■ Objective ■
Everything in the listing should be restated word for word.
** BEGIN **
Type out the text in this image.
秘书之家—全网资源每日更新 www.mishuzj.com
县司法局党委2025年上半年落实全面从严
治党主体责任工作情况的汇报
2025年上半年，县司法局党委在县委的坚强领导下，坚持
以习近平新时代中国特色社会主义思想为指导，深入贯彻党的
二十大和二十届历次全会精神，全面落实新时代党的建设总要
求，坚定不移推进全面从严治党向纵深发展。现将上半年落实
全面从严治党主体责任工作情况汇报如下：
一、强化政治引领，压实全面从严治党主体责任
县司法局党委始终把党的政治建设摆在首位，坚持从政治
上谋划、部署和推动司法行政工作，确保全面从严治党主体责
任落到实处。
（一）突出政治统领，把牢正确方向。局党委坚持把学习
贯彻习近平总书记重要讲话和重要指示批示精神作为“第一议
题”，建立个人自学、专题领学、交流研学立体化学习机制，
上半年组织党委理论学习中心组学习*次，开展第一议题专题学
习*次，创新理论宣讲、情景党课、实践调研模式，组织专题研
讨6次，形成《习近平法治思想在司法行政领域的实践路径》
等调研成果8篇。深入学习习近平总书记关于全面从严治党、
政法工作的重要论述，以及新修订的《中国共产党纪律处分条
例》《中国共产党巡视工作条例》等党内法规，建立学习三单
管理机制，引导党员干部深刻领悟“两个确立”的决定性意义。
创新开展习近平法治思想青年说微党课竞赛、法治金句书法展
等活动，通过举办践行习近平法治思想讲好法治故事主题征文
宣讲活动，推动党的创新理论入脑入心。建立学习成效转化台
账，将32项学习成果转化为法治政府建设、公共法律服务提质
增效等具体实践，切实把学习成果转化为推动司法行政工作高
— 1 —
** END **
■ Result ■
Type out the text in this image.
秘书之家—全网资源每日更新 www.mishuzj.com
县司法局党委2025年上半年落实全面从严
治党主体责任工作情况的汇报
2025年上半年，县司法局党委在县委的坚强领导下，坚持
以习近平新时代中国特色社会主义思想为指导，深入贯彻党的
二十大和二十届历次全会精神，全面落实新时代党的建设总要
求，坚定不移推进全面从严治党向纵深发展。现将上半年落实
全面从严治党主体责任工作情况汇报如下：
一、强化政治引领，压实全面从严治党主体责任
县司法局党委始终把党的政治建设摆在首位，坚持从政治
上谋划、部署和推动司法行政工作，确保全面从严治党主体责
任落到实处。
（一）突出政治统领，把牢正确方向。局党委坚持把学习
贯彻习近平总书记重要讲话和重要指示批示精神作为“第一议
题”，建立个人自学、专题领学、交流研学立体化学习机制，
上半年组织党委理论学习中心组学习*次，开展第一议题专题学
习*次，创新理论宣讲、情景党课、实践调研模式，组织专题研
讨6次，形成《习近平法治思想在司法行政领域的实践路径》
等调研成果8篇。深入学习习近平总书记关于全面从严治党、
政法工作的重要论述，以及新修订的《中国共产党纪律处分条
例》《中国共产党巡视工作条例》等党内法规，建立学习三单
管理机制，引导党员干部深刻领悟“两个确立”的决定性意义。
创新开展习近平法治思想青年说微党课竞赛、法治金句书法展
等活动，通过举办践行习近平法治思想讲好法治故事主题征文
宣讲活动，推动党的创新理论入脑入心。建立学习成效转化台
账，将32项学习成果转化为法治政府建设、公共法律服务提质
增效等具体实践，切实把学习成果转化为推动司法行政工作高
— 1 —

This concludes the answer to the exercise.